#### WHAT IS EXPECTED
Quote every line below exactly as it reads.
____ LISTED RECORDS
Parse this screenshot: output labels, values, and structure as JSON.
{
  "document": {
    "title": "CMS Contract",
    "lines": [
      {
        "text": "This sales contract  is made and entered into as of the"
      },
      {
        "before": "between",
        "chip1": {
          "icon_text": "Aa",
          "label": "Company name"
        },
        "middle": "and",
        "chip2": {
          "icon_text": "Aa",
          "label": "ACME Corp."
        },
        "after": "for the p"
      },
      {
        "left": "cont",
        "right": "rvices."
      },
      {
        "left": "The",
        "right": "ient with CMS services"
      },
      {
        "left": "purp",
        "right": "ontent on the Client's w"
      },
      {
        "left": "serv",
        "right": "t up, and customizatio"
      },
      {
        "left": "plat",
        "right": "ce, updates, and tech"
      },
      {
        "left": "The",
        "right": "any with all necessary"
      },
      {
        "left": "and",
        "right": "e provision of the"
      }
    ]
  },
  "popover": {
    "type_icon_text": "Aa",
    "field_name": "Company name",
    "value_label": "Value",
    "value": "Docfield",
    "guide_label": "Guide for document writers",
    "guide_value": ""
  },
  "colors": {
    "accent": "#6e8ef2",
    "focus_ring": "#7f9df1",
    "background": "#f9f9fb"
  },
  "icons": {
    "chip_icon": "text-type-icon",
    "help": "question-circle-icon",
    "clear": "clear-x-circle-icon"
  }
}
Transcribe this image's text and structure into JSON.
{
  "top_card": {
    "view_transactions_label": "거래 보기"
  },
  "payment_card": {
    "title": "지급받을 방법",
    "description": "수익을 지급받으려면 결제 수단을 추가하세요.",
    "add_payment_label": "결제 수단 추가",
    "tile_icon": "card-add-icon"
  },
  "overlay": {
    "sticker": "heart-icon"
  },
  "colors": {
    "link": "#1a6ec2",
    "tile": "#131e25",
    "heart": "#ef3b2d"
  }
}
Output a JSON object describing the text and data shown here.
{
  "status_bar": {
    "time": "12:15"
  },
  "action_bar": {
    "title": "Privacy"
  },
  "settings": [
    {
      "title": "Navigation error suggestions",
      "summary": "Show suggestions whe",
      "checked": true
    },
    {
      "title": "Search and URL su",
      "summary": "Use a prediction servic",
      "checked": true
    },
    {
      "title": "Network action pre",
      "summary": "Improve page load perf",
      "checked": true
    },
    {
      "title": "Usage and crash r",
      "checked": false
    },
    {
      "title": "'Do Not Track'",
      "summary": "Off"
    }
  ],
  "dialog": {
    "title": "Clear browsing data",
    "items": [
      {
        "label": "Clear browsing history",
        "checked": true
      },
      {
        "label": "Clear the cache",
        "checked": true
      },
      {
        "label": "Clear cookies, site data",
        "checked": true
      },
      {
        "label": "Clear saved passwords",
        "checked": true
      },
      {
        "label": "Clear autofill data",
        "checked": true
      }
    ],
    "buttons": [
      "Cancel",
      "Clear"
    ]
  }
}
________
#### EXPECTED ANSWER
Parse this screenshot: output labels, values, and structure as JSON.
{
  "document": {
    "title": "CMS Contract",
    "lines": [
      {
        "text": "This sales contract  is made and entered into as of the"
      },
      {
        "before": "between",
        "chip1": {
          "icon_text": "Aa",
          "label": "Company name"
        },
        "middle": "and",
        "chip2": {
          "icon_text": "Aa",
          "label": "ACME Corp."
        },
        "after": "for the p"
      },
      {
        "left": "cont",
        "right": "rvices."
      },
      {
        "left": "The",
        "right": "ient with CMS services"
      },
      {
        "left": "purp",
        "right": "ontent on the Client's w"
      },
      {
        "left": "serv",
        "right": "t up, and customizatio"
      },
      {
        "left": "plat",
        "right": "ce, updates, and tech"
      },
      {
        "left": "The",
        "right": "any with all necessary"
      },
      {
        "left": "and",
        "right": "e provision of the"
      }
    ]
  },
  "popover": {
    "type_icon_text": "Aa",
    "field_name": "Company name",
    "value_label": "Value",
    "value": "Docfield",
    "guide_label": "Guide for document writers",
    "guide_value": ""
  },
  "colors": {
    "accent": "#6e8ef2",
    "focus_ring": "#7f9df1",
    "background": "#f9f9fb"
  },
  "icons": {
    "chip_icon": "text-type-icon",
    "help": "question-circle-icon",
    "clear": "clear-x-circle-icon"
  }
}
Transcribe this image's text and structure into JSON.
{
  "top_card": {
    "view_transactions_label": "거래 보기"
  },
  "payment_card": {
    "title": "지급받을 방법",
    "description": "수익을 지급받으려면 결제 수단을 추가하세요.",
    "add_payment_label": "결제 수단 추가",
    "tile_icon": "card-add-icon"
  },
  "overlay": {
    "sticker": "heart-icon"
  },
  "colors": {
    "link": "#1a6ec2",
    "tile": "#131e25",
    "heart": "#ef3b2d"
  }
}
Output a JSON object describing the text and data shown here.
{
  "status_bar": {
    "time": "12:15"
  },
  "action_bar": {
    "title": "Privacy"
  },
  "settings": [
    {
      "title": "Navigation error suggestions",
      "summary": "Show suggestions whe",
      "checked": true
    },
    {
      "title": "Search and URL su",
      "summary": "Use a prediction servic",
      "checked": true
    },
    {
      "title": "Network action pre",
      "summary": "Improve page load perf",
      "checked": true
    },
    {
      "title": "Usage and crash r",
      "checked": false
    },
    {
      "title": "'Do Not Track'",
      "summary": "Off"
    }
  ],
  "dialog": {
    "title": "Clear browsing data",
    "items": [
      {
        "label": "Clear browsing history",
        "checked": true
      },
      {
        "label": "Clear the cache",
        "checked": true
      },
      {
        "label": "Clear cookies, site data",
        "checked": true
      },
      {
        "label": "Clear saved passwords",
        "checked": true
      },
      {
        "label": "Clear autofill data",
        "checked": true
      }
    ],
    "buttons": [
      "Cancel",
      "Clear"
    ]
  }
}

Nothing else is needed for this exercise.